• SUPPLIED DATA
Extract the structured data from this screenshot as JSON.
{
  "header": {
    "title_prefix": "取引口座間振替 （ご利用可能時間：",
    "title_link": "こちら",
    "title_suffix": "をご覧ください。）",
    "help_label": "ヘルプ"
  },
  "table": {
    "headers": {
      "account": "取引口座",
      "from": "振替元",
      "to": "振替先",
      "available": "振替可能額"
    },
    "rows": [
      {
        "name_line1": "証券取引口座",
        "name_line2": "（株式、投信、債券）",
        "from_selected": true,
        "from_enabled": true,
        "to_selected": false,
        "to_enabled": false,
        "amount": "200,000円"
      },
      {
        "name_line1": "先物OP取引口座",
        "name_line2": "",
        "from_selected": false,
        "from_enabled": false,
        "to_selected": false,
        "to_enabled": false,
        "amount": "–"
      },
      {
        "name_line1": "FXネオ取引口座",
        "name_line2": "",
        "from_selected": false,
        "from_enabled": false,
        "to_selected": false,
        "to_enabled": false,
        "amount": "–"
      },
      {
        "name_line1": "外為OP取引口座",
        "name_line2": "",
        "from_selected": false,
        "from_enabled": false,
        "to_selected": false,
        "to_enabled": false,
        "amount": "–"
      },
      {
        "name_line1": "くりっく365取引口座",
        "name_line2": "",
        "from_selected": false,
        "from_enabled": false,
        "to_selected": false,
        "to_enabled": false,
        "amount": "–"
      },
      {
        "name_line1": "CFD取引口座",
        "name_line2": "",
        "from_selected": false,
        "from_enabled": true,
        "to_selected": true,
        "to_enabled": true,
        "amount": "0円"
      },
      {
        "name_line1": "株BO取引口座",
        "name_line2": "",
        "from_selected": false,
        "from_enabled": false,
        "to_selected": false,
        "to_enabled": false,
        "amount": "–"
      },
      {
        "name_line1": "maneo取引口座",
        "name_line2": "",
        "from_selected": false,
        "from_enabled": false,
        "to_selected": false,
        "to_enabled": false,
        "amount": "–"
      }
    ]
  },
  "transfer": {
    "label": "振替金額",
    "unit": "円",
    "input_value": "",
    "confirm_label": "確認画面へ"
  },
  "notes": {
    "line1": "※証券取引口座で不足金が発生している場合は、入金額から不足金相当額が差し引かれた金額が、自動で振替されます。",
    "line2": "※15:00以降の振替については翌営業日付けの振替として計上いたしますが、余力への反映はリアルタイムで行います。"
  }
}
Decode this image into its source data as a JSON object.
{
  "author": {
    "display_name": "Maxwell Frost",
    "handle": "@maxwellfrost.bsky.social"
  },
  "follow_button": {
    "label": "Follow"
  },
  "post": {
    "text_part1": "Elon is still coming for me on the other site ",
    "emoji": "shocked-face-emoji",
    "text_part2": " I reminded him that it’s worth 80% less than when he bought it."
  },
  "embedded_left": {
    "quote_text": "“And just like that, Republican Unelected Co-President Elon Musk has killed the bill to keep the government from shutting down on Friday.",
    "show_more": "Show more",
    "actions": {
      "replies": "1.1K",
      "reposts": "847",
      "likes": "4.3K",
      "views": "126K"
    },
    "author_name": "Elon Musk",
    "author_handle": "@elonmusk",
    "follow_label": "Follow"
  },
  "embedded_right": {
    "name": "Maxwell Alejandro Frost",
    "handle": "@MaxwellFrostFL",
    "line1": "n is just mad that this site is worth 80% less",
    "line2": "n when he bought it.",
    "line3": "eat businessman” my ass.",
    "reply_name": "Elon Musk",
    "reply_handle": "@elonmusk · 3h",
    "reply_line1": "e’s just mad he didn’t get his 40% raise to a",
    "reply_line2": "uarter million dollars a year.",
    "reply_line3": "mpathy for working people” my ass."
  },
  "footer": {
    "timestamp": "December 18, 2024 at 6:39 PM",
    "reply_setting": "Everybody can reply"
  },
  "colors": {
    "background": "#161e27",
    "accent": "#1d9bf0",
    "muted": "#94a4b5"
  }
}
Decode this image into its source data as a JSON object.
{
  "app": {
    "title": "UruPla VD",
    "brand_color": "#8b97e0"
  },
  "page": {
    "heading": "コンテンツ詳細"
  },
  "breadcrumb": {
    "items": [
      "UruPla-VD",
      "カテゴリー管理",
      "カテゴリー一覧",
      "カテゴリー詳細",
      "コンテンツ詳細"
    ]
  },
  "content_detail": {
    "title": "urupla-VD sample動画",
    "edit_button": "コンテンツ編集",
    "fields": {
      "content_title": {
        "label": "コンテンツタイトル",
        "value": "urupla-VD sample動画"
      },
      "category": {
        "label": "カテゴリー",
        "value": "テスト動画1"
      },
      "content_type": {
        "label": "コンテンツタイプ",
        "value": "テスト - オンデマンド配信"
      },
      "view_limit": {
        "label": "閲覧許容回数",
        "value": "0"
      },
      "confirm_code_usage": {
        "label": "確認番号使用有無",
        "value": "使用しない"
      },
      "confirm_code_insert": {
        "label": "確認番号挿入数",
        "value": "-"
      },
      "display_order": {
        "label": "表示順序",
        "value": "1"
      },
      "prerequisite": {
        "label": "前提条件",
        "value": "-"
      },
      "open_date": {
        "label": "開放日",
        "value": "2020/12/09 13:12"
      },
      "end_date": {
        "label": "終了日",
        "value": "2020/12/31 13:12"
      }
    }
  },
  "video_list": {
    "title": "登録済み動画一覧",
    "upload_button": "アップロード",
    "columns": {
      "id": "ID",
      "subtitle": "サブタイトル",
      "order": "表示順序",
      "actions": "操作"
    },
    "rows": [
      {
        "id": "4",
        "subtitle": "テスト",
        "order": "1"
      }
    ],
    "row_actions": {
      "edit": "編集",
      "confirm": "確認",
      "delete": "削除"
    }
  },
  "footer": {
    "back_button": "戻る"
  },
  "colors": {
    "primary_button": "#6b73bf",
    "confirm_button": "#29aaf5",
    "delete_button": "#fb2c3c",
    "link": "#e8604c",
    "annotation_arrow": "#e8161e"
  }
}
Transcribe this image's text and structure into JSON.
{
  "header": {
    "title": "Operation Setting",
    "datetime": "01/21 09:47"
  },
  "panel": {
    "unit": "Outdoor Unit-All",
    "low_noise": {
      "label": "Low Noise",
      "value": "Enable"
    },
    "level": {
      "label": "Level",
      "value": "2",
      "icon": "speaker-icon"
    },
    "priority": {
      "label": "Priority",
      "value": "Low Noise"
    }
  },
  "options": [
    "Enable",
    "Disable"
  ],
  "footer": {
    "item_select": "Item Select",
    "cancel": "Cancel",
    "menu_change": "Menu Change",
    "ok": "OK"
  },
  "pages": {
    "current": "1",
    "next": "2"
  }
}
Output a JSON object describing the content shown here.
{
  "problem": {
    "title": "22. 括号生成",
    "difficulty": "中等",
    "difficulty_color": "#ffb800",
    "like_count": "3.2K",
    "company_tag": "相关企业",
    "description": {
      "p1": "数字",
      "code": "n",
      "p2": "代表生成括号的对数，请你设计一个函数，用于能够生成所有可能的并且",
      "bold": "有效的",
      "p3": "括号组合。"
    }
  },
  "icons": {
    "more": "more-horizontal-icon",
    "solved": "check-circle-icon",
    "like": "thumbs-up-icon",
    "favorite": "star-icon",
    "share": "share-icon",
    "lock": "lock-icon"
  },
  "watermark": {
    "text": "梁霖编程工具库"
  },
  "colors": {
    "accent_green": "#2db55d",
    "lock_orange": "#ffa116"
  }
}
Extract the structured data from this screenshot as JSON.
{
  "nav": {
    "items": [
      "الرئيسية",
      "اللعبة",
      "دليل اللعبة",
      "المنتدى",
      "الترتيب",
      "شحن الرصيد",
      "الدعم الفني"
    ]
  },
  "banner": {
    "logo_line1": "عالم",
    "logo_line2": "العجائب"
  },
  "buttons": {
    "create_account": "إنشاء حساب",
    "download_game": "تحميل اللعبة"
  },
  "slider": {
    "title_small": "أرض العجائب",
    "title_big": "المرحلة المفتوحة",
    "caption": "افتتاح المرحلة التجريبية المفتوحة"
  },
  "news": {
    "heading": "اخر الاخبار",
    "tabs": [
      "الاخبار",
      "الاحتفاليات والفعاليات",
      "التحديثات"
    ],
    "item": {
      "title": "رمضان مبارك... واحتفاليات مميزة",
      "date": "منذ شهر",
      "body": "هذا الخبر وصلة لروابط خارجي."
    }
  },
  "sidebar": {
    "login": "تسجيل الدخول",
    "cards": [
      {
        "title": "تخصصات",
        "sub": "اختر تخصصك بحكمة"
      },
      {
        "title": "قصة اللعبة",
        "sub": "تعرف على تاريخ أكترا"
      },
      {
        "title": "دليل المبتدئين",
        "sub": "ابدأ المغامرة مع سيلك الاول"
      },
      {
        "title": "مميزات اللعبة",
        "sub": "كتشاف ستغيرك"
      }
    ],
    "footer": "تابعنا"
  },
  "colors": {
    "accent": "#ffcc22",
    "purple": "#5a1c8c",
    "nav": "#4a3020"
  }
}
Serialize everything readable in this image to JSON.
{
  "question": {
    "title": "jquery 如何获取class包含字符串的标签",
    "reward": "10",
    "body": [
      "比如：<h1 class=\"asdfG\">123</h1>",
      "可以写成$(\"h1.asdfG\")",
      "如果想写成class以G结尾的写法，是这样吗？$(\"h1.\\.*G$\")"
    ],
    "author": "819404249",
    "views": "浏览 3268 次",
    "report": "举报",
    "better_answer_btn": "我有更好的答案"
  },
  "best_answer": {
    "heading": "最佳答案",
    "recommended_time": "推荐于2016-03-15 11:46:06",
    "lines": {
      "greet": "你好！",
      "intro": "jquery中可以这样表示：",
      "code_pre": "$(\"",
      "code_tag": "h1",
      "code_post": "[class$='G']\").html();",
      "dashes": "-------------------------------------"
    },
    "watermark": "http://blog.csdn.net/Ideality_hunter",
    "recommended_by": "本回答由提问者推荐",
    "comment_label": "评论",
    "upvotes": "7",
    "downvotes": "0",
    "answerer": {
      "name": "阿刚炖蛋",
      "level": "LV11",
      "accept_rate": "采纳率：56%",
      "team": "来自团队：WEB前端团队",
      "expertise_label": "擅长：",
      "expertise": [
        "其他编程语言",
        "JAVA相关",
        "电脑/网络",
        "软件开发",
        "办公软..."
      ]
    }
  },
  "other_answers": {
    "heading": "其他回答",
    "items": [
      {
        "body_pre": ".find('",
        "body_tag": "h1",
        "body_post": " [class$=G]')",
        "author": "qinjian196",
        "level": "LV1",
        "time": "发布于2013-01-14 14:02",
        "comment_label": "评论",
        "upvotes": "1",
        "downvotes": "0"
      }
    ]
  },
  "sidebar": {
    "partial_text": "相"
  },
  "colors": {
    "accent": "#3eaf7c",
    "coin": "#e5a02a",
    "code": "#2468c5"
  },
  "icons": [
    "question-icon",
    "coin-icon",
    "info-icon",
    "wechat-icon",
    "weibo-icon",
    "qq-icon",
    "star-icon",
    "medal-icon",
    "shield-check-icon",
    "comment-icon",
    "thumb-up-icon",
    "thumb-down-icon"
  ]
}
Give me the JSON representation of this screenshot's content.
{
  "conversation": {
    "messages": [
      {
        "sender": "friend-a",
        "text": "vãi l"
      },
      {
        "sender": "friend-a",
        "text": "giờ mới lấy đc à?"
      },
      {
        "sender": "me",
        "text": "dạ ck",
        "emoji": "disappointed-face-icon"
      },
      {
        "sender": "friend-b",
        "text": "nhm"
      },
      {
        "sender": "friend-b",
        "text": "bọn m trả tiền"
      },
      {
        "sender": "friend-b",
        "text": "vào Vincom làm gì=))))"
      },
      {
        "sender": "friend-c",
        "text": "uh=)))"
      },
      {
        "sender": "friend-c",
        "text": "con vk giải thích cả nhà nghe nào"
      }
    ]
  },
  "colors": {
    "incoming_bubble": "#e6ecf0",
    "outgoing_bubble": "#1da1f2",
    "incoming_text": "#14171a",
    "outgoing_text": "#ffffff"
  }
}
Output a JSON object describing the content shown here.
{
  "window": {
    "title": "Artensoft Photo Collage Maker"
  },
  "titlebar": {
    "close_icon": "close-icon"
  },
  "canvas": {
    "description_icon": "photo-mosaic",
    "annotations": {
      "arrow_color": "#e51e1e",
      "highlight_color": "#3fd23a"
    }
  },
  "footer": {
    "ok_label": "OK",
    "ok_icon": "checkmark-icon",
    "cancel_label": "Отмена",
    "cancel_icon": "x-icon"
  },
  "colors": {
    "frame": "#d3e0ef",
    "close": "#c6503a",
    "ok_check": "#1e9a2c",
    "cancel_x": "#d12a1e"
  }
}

• EXERCISE REQUIREMENTS
Copy every line of the listing containing the string "اللعبة".

• CORRECT RESULT
      "اللعبة",
      "دليل اللعبة",
    "download_game": "تحميل اللعبة"
        "title": "قصة اللعبة",
        "title": "مميزات اللعبة",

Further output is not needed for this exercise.